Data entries
[Start]

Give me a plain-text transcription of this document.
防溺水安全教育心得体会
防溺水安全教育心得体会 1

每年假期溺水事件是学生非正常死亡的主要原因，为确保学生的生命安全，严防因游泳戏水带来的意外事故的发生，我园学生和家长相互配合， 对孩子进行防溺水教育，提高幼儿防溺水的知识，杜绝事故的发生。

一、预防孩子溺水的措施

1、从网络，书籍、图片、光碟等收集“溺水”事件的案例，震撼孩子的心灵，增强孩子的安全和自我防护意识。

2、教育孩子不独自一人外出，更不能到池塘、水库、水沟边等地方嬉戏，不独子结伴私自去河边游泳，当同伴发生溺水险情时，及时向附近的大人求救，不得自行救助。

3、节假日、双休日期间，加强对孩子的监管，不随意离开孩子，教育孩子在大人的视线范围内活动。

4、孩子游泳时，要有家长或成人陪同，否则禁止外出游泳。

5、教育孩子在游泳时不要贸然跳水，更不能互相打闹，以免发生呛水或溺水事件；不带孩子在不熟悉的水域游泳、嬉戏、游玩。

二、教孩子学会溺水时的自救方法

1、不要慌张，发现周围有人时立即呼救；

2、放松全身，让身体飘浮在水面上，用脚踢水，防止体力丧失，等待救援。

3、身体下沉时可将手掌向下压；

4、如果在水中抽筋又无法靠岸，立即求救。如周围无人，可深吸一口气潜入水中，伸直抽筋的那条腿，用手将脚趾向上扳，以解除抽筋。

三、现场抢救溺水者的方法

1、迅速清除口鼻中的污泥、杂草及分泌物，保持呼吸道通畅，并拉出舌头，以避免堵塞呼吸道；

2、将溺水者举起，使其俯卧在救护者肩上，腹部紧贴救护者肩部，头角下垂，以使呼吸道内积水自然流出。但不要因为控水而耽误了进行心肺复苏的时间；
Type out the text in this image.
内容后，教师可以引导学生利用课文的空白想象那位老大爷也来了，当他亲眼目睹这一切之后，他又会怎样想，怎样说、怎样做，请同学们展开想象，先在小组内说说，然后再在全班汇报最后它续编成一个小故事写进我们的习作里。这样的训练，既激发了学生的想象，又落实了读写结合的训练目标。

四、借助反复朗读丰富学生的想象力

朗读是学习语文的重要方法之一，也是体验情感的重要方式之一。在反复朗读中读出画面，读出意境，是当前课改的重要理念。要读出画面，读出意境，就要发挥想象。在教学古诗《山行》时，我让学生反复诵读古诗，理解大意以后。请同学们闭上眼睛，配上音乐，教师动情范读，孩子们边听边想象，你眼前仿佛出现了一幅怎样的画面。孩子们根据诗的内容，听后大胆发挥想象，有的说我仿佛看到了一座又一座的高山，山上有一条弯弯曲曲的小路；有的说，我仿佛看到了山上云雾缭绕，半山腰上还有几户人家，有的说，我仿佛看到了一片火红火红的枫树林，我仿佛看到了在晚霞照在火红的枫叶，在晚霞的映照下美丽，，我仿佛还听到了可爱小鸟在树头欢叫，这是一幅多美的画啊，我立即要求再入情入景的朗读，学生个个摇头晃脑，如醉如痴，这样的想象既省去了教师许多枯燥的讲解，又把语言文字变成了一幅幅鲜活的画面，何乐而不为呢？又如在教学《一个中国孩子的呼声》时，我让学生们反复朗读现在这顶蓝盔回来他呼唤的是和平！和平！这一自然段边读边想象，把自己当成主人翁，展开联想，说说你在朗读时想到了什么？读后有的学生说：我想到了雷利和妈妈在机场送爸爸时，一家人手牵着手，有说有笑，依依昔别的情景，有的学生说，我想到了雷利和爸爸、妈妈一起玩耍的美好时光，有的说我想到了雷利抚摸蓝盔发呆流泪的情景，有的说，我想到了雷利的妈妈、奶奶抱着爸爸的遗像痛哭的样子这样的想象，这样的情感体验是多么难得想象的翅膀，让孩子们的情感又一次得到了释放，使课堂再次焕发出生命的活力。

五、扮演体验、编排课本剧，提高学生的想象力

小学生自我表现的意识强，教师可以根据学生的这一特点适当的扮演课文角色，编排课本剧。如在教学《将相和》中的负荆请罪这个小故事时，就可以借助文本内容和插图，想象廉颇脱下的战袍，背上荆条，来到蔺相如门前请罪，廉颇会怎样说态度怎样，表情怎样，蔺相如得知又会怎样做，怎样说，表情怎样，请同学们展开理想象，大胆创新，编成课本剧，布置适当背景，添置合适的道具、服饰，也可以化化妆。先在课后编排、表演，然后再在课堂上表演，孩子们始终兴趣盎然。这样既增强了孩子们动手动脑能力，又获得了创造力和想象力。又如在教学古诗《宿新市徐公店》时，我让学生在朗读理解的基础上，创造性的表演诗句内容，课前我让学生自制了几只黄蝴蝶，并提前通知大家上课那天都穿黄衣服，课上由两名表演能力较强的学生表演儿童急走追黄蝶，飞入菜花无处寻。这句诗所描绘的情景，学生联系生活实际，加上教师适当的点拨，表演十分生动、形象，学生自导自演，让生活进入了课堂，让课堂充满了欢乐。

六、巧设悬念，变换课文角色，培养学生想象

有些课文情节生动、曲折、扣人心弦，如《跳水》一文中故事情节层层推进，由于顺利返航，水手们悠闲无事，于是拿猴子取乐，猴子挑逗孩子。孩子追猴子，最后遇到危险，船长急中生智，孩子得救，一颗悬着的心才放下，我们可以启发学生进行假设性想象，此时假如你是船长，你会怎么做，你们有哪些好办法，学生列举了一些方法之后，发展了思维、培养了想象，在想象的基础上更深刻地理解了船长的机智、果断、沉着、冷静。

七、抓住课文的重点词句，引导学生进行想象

[End]

- [WRITTEN REQUEST] Give every line of the material that includes the string "text".

- [ANSWER BELOW]
Give me a plain-text transcription of this document.
Type out the text in this image.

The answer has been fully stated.